>>
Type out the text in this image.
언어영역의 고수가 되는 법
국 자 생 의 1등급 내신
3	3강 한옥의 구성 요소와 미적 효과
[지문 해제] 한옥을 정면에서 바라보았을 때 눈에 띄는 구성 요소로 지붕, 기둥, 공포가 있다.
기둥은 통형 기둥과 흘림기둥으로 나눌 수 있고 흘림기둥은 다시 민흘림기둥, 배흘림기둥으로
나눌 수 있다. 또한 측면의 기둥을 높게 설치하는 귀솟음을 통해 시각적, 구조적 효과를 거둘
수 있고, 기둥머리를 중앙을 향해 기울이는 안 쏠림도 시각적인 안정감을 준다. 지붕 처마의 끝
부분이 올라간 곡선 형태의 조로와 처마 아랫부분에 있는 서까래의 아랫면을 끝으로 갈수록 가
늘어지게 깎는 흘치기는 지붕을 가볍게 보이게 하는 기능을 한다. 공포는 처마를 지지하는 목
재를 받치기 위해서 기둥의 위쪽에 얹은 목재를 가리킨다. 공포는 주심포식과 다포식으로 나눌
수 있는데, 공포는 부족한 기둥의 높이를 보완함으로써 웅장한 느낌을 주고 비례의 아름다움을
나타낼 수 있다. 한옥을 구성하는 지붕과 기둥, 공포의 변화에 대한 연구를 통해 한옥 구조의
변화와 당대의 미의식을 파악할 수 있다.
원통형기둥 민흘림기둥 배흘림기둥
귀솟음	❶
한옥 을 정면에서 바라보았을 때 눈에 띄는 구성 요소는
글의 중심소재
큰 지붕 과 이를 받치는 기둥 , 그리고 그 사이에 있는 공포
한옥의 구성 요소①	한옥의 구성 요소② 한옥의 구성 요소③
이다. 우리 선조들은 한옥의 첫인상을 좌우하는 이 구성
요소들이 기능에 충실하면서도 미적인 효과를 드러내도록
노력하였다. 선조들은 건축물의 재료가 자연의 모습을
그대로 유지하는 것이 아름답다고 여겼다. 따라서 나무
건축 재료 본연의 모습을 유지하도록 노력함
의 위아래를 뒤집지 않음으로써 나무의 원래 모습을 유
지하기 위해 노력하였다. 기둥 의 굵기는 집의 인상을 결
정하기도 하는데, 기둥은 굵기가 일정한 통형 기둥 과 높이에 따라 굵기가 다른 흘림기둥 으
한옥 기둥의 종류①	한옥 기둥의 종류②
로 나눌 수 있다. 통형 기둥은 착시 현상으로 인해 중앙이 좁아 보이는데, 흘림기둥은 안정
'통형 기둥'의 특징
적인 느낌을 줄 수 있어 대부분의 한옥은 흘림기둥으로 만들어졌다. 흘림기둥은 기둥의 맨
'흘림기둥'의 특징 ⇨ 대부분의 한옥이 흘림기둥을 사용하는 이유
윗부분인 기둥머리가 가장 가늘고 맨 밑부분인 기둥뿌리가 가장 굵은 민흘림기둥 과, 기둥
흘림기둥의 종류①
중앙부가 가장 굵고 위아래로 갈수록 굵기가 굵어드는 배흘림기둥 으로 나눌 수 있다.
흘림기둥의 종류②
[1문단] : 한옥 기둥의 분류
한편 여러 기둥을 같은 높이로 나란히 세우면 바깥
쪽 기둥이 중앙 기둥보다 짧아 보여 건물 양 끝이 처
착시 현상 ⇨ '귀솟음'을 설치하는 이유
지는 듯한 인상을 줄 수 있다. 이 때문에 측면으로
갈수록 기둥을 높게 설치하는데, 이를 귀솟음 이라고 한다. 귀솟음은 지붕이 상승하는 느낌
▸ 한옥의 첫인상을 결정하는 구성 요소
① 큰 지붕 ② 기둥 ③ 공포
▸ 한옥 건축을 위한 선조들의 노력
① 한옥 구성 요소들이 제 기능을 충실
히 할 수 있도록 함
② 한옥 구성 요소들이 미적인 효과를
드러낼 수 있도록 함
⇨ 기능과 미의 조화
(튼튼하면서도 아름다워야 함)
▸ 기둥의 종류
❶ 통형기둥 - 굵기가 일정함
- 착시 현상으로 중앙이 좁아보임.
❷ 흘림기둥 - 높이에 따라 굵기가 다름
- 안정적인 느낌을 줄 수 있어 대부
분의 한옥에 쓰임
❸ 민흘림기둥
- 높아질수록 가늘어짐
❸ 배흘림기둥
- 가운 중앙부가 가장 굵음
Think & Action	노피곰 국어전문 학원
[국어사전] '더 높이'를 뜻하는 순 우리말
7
<<
:: What the task asks ::
Type out the material again exactly as presented.

:: The answer ::
Type out the text in this image.
언어영역의 고수가 되는 법
국 자 생 의 1등급 내신
3	3강 한옥의 구성 요소와 미적 효과
[지문 해제] 한옥을 정면에서 바라보았을 때 눈에 띄는 구성 요소로 지붕, 기둥, 공포가 있다.
기둥은 통형 기둥과 흘림기둥으로 나눌 수 있고 흘림기둥은 다시 민흘림기둥, 배흘림기둥으로
나눌 수 있다. 또한 측면의 기둥을 높게 설치하는 귀솟음을 통해 시각적, 구조적 효과를 거둘
수 있고, 기둥머리를 중앙을 향해 기울이는 안 쏠림도 시각적인 안정감을 준다. 지붕 처마의 끝
부분이 올라간 곡선 형태의 조로와 처마 아랫부분에 있는 서까래의 아랫면을 끝으로 갈수록 가
늘어지게 깎는 흘치기는 지붕을 가볍게 보이게 하는 기능을 한다. 공포는 처마를 지지하는 목
재를 받치기 위해서 기둥의 위쪽에 얹은 목재를 가리킨다. 공포는 주심포식과 다포식으로 나눌
수 있는데, 공포는 부족한 기둥의 높이를 보완함으로써 웅장한 느낌을 주고 비례의 아름다움을
나타낼 수 있다. 한옥을 구성하는 지붕과 기둥, 공포의 변화에 대한 연구를 통해 한옥 구조의
변화와 당대의 미의식을 파악할 수 있다.
원통형기둥 민흘림기둥 배흘림기둥
귀솟음	❶
한옥 을 정면에서 바라보았을 때 눈에 띄는 구성 요소는
글의 중심소재
큰 지붕 과 이를 받치는 기둥 , 그리고 그 사이에 있는 공포
한옥의 구성 요소①	한옥의 구성 요소② 한옥의 구성 요소③
이다. 우리 선조들은 한옥의 첫인상을 좌우하는 이 구성
요소들이 기능에 충실하면서도 미적인 효과를 드러내도록
노력하였다. 선조들은 건축물의 재료가 자연의 모습을
그대로 유지하는 것이 아름답다고 여겼다. 따라서 나무
건축 재료 본연의 모습을 유지하도록 노력함
의 위아래를 뒤집지 않음으로써 나무의 원래 모습을 유
지하기 위해 노력하였다. 기둥 의 굵기는 집의 인상을 결
정하기도 하는데, 기둥은 굵기가 일정한 통형 기둥 과 높이에 따라 굵기가 다른 흘림기둥 으
한옥 기둥의 종류①	한옥 기둥의 종류②
로 나눌 수 있다. 통형 기둥은 착시 현상으로 인해 중앙이 좁아 보이는데, 흘림기둥은 안정
'통형 기둥'의 특징
적인 느낌을 줄 수 있어 대부분의 한옥은 흘림기둥으로 만들어졌다. 흘림기둥은 기둥의 맨
'흘림기둥'의 특징 ⇨ 대부분의 한옥이 흘림기둥을 사용하는 이유
윗부분인 기둥머리가 가장 가늘고 맨 밑부분인 기둥뿌리가 가장 굵은 민흘림기둥 과, 기둥
흘림기둥의 종류①
중앙부가 가장 굵고 위아래로 갈수록 굵기가 굵어드는 배흘림기둥 으로 나눌 수 있다.
흘림기둥의 종류②
[1문단] : 한옥 기둥의 분류
한편 여러 기둥을 같은 높이로 나란히 세우면 바깥
쪽 기둥이 중앙 기둥보다 짧아 보여 건물 양 끝이 처
착시 현상 ⇨ '귀솟음'을 설치하는 이유
지는 듯한 인상을 줄 수 있다. 이 때문에 측면으로
갈수록 기둥을 높게 설치하는데, 이를 귀솟음 이라고 한다. 귀솟음은 지붕이 상승하는 느낌
▸ 한옥의 첫인상을 결정하는 구성 요소
① 큰 지붕 ② 기둥 ③ 공포
▸ 한옥 건축을 위한 선조들의 노력
① 한옥 구성 요소들이 제 기능을 충실
히 할 수 있도록 함
② 한옥 구성 요소들이 미적인 효과를
드러낼 수 있도록 함
⇨ 기능과 미의 조화
(튼튼하면서도 아름다워야 함)
▸ 기둥의 종류
❶ 통형기둥 - 굵기가 일정함
- 착시 현상으로 중앙이 좁아보임.
❷ 흘림기둥 - 높이에 따라 굵기가 다름
- 안정적인 느낌을 줄 수 있어 대부
분의 한옥에 쓰임
❸ 민흘림기둥
- 높아질수록 가늘어짐
❸ 배흘림기둥
- 가운 중앙부가 가장 굵음
Think & Action	노피곰 국어전문 학원
[국어사전] '더 높이'를 뜻하는 순 우리말
7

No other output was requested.